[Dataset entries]

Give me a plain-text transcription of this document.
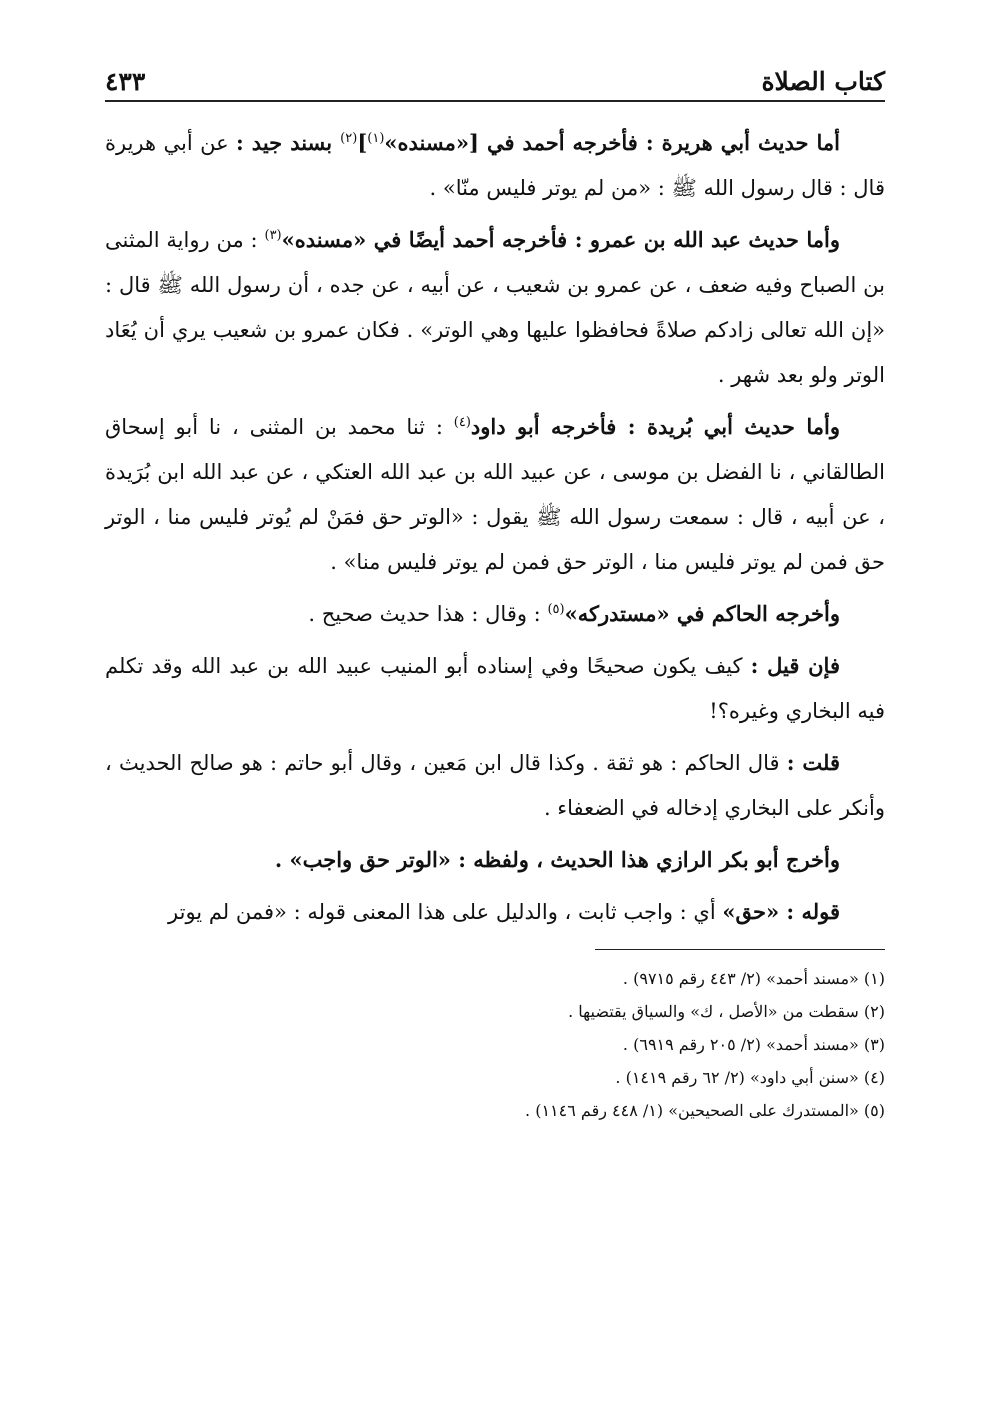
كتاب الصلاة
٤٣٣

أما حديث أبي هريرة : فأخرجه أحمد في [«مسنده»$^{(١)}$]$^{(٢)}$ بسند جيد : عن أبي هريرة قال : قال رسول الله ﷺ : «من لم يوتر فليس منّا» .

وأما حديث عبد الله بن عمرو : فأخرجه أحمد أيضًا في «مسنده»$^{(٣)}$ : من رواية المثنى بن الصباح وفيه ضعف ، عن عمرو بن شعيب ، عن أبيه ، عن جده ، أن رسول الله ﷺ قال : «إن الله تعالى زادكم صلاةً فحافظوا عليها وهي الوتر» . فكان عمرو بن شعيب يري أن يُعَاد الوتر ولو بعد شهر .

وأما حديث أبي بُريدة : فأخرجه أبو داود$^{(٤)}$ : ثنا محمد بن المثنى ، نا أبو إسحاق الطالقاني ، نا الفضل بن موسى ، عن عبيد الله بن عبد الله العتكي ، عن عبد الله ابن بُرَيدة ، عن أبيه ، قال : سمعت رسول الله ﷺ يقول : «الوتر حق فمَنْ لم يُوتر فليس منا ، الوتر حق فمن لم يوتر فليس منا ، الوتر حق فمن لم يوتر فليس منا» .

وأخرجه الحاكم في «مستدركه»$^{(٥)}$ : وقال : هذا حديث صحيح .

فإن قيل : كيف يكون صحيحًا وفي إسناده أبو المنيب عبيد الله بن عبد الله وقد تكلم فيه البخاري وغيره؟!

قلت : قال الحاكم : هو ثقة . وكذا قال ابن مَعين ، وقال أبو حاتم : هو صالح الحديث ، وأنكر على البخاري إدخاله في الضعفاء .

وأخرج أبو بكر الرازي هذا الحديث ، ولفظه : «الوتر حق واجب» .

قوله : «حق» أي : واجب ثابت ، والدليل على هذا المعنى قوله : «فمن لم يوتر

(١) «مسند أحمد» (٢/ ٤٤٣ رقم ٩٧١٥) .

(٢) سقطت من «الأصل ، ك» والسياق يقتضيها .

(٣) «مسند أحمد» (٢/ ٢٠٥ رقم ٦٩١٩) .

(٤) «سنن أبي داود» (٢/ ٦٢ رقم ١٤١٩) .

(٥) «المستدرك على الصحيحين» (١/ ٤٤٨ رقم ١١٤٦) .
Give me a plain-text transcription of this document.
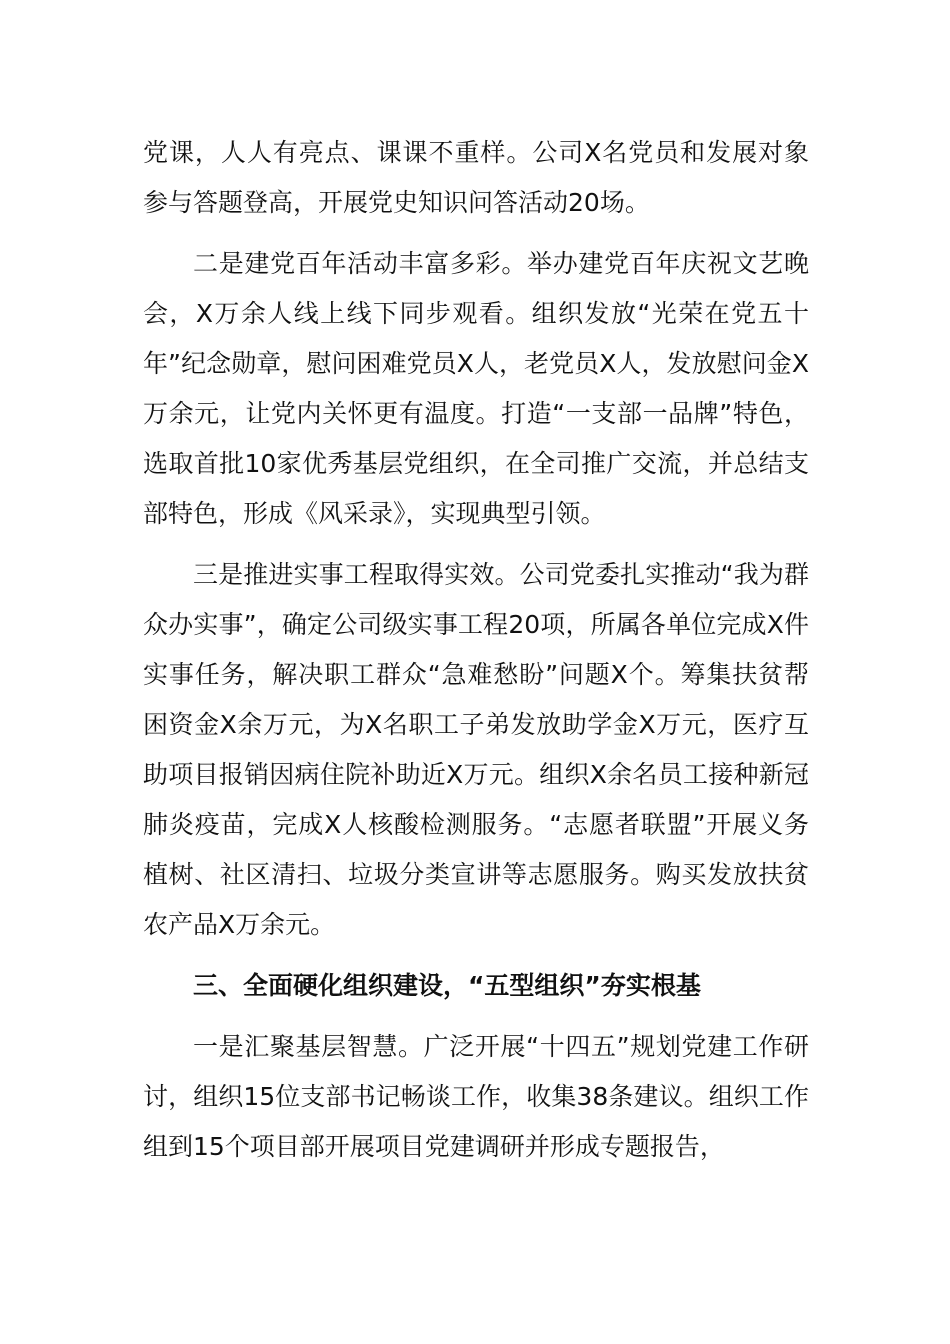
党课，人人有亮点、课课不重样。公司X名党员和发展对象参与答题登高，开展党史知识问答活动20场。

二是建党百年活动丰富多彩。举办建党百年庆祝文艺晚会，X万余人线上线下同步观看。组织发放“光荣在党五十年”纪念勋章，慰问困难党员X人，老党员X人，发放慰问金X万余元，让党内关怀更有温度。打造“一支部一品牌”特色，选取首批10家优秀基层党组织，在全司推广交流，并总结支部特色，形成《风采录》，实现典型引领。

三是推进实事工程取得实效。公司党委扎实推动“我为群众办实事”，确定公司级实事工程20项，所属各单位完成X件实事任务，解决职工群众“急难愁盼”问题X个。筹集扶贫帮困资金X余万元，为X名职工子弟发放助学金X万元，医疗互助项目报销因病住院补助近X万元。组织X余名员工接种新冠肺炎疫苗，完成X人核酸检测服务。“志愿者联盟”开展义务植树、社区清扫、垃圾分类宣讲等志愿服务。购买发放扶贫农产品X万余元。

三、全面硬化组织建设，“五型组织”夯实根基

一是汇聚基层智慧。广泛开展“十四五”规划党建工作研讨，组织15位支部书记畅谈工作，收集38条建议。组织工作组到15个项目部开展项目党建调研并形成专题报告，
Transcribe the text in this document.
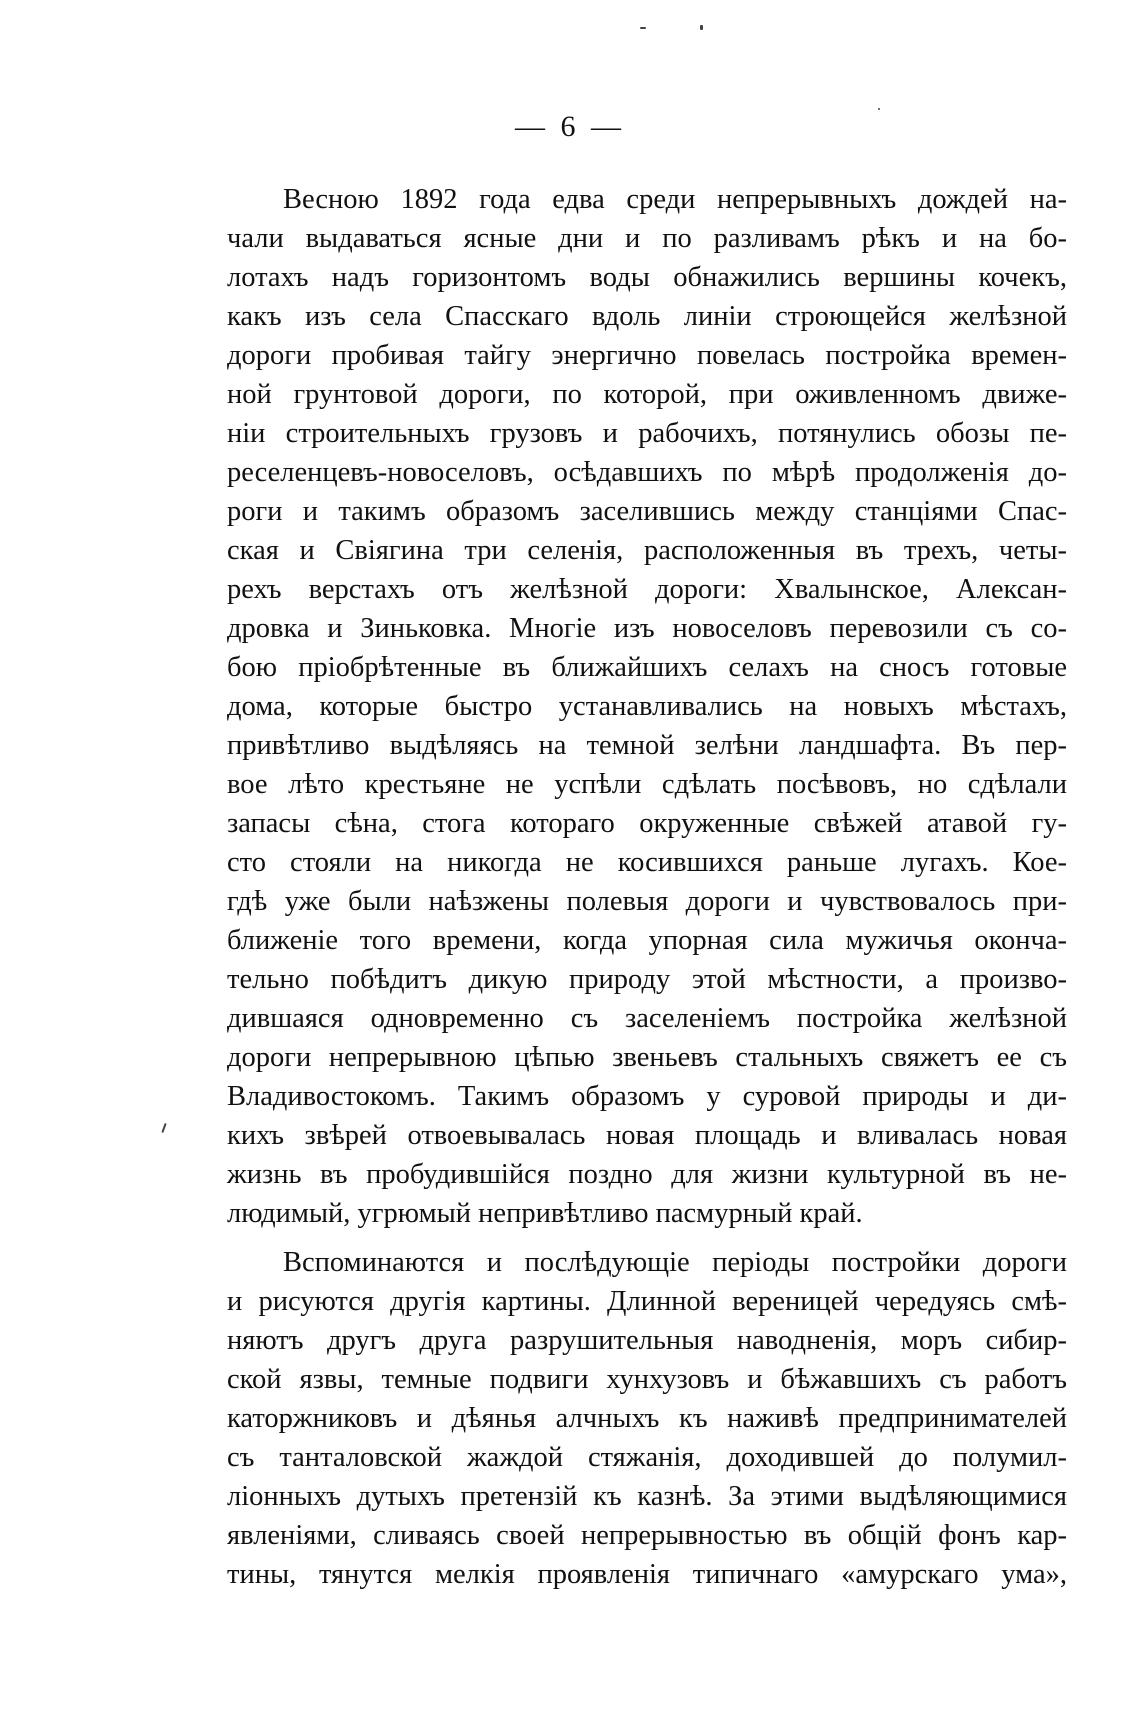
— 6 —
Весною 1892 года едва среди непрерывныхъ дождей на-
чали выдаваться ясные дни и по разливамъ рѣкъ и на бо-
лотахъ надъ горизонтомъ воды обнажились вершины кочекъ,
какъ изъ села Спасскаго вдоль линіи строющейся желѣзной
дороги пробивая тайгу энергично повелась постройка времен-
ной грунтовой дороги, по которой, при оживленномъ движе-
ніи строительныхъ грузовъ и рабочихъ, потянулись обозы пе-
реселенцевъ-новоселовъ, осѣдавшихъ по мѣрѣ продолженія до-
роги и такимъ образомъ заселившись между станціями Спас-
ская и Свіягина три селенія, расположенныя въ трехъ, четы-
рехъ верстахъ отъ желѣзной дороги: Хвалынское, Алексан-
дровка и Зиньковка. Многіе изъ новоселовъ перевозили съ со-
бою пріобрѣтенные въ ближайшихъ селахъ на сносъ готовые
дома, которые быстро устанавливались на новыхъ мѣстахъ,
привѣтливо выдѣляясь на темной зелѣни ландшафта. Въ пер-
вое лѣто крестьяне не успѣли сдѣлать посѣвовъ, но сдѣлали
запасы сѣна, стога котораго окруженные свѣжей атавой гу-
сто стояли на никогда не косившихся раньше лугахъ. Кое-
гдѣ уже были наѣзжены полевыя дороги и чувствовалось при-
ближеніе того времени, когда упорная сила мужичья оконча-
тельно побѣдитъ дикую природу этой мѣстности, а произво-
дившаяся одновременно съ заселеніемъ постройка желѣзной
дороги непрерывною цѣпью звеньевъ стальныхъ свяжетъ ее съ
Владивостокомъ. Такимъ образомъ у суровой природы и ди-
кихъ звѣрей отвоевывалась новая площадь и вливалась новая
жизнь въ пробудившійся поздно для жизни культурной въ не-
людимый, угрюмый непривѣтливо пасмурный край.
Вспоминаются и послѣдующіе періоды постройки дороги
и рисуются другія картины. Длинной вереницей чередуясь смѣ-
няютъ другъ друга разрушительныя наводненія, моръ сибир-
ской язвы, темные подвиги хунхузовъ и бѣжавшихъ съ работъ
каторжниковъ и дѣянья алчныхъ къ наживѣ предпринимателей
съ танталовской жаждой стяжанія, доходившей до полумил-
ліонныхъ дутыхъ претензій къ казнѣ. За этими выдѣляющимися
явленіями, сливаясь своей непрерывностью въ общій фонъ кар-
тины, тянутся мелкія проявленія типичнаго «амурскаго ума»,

Problem
Could you repeat all of the material exactly? Pictures should not be copied.

Result below
Give me a plain-text transcription of this document.
كتاب الصلاة
٤٣٣

أما حديث أبي هريرة : فأخرجه أحمد في [«مسنده»$^{(١)}$]$^{(٢)}$ بسند جيد : عن أبي هريرة قال : قال رسول الله ﷺ : «من لم يوتر فليس منّا» .

وأما حديث عبد الله بن عمرو : فأخرجه أحمد أيضًا في «مسنده»$^{(٣)}$ : من رواية المثنى بن الصباح وفيه ضعف ، عن عمرو بن شعيب ، عن أبيه ، عن جده ، أن رسول الله ﷺ قال : «إن الله تعالى زادكم صلاةً فحافظوا عليها وهي الوتر» . فكان عمرو بن شعيب يري أن يُعَاد الوتر ولو بعد شهر .

وأما حديث أبي بُريدة : فأخرجه أبو داود$^{(٤)}$ : ثنا محمد بن المثنى ، نا أبو إسحاق الطالقاني ، نا الفضل بن موسى ، عن عبيد الله بن عبد الله العتكي ، عن عبد الله ابن بُرَيدة ، عن أبيه ، قال : سمعت رسول الله ﷺ يقول : «الوتر حق فمَنْ لم يُوتر فليس منا ، الوتر حق فمن لم يوتر فليس منا ، الوتر حق فمن لم يوتر فليس منا» .

وأخرجه الحاكم في «مستدركه»$^{(٥)}$ : وقال : هذا حديث صحيح .

فإن قيل : كيف يكون صحيحًا وفي إسناده أبو المنيب عبيد الله بن عبد الله وقد تكلم فيه البخاري وغيره؟!

قلت : قال الحاكم : هو ثقة . وكذا قال ابن مَعين ، وقال أبو حاتم : هو صالح الحديث ، وأنكر على البخاري إدخاله في الضعفاء .

وأخرج أبو بكر الرازي هذا الحديث ، ولفظه : «الوتر حق واجب» .

قوله : «حق» أي : واجب ثابت ، والدليل على هذا المعنى قوله : «فمن لم يوتر

(١) «مسند أحمد» (٢/ ٤٤٣ رقم ٩٧١٥) .

(٢) سقطت من «الأصل ، ك» والسياق يقتضيها .

(٣) «مسند أحمد» (٢/ ٢٠٥ رقم ٦٩١٩) .

(٤) «سنن أبي داود» (٢/ ٦٢ رقم ١٤١٩) .

(٥) «المستدرك على الصحيحين» (١/ ٤٤٨ رقم ١١٤٦) .
Give me a plain-text transcription of this document.
党课，人人有亮点、课课不重样。公司X名党员和发展对象参与答题登高，开展党史知识问答活动20场。

二是建党百年活动丰富多彩。举办建党百年庆祝文艺晚会，X万余人线上线下同步观看。组织发放“光荣在党五十年”纪念勋章，慰问困难党员X人，老党员X人，发放慰问金X万余元，让党内关怀更有温度。打造“一支部一品牌”特色，选取首批10家优秀基层党组织，在全司推广交流，并总结支部特色，形成《风采录》，实现典型引领。

三是推进实事工程取得实效。公司党委扎实推动“我为群众办实事”，确定公司级实事工程20项，所属各单位完成X件实事任务，解决职工群众“急难愁盼”问题X个。筹集扶贫帮困资金X余万元，为X名职工子弟发放助学金X万元，医疗互助项目报销因病住院补助近X万元。组织X余名员工接种新冠肺炎疫苗，完成X人核酸检测服务。“志愿者联盟”开展义务植树、社区清扫、垃圾分类宣讲等志愿服务。购买发放扶贫农产品X万余元。

三、全面硬化组织建设，“五型组织”夯实根基

一是汇聚基层智慧。广泛开展“十四五”规划党建工作研讨，组织15位支部书记畅谈工作，收集38条建议。组织工作组到15个项目部开展项目党建调研并形成专题报告，
Transcribe the text in this document.
— 6 —
Весною 1892 года едва среди непрерывныхъ дождей на-
чали выдаваться ясные дни и по разливамъ рѣкъ и на бо-
лотахъ надъ горизонтомъ воды обнажились вершины кочекъ,
какъ изъ села Спасскаго вдоль линіи строющейся желѣзной
дороги пробивая тайгу энергично повелась постройка времен-
ной грунтовой дороги, по которой, при оживленномъ движе-
ніи строительныхъ грузовъ и рабочихъ, потянулись обозы пе-
реселенцевъ-новоселовъ, осѣдавшихъ по мѣрѣ продолженія до-
роги и такимъ образомъ заселившись между станціями Спас-
ская и Свіягина три селенія, расположенныя въ трехъ, четы-
рехъ верстахъ отъ желѣзной дороги: Хвалынское, Алексан-
дровка и Зиньковка. Многіе изъ новоселовъ перевозили съ со-
бою пріобрѣтенные въ ближайшихъ селахъ на сносъ готовые
дома, которые быстро устанавливались на новыхъ мѣстахъ,
привѣтливо выдѣляясь на темной зелѣни ландшафта. Въ пер-
вое лѣто крестьяне не успѣли сдѣлать посѣвовъ, но сдѣлали
запасы сѣна, стога котораго окруженные свѣжей атавой гу-
сто стояли на никогда не косившихся раньше лугахъ. Кое-
гдѣ уже были наѣзжены полевыя дороги и чувствовалось при-
ближеніе того времени, когда упорная сила мужичья оконча-
тельно побѣдитъ дикую природу этой мѣстности, а произво-
дившаяся одновременно съ заселеніемъ постройка желѣзной
дороги непрерывною цѣпью звеньевъ стальныхъ свяжетъ ее съ
Владивостокомъ. Такимъ образомъ у суровой природы и ди-
кихъ звѣрей отвоевывалась новая площадь и вливалась новая
жизнь въ пробудившійся поздно для жизни культурной въ не-
людимый, угрюмый непривѣтливо пасмурный край.
Вспоминаются и послѣдующіе періоды постройки дороги
и рисуются другія картины. Длинной вереницей чередуясь смѣ-
няютъ другъ друга разрушительныя наводненія, моръ сибир-
ской язвы, темные подвиги хунхузовъ и бѣжавшихъ съ работъ
каторжниковъ и дѣянья алчныхъ къ наживѣ предпринимателей
съ танталовской жаждой стяжанія, доходившей до полумил-
ліонныхъ дутыхъ претензій къ казнѣ. За этими выдѣляющимися
явленіями, сливаясь своей непрерывностью въ общій фонъ кар-
тины, тянутся мелкія проявленія типичнаго «амурскаго ума»,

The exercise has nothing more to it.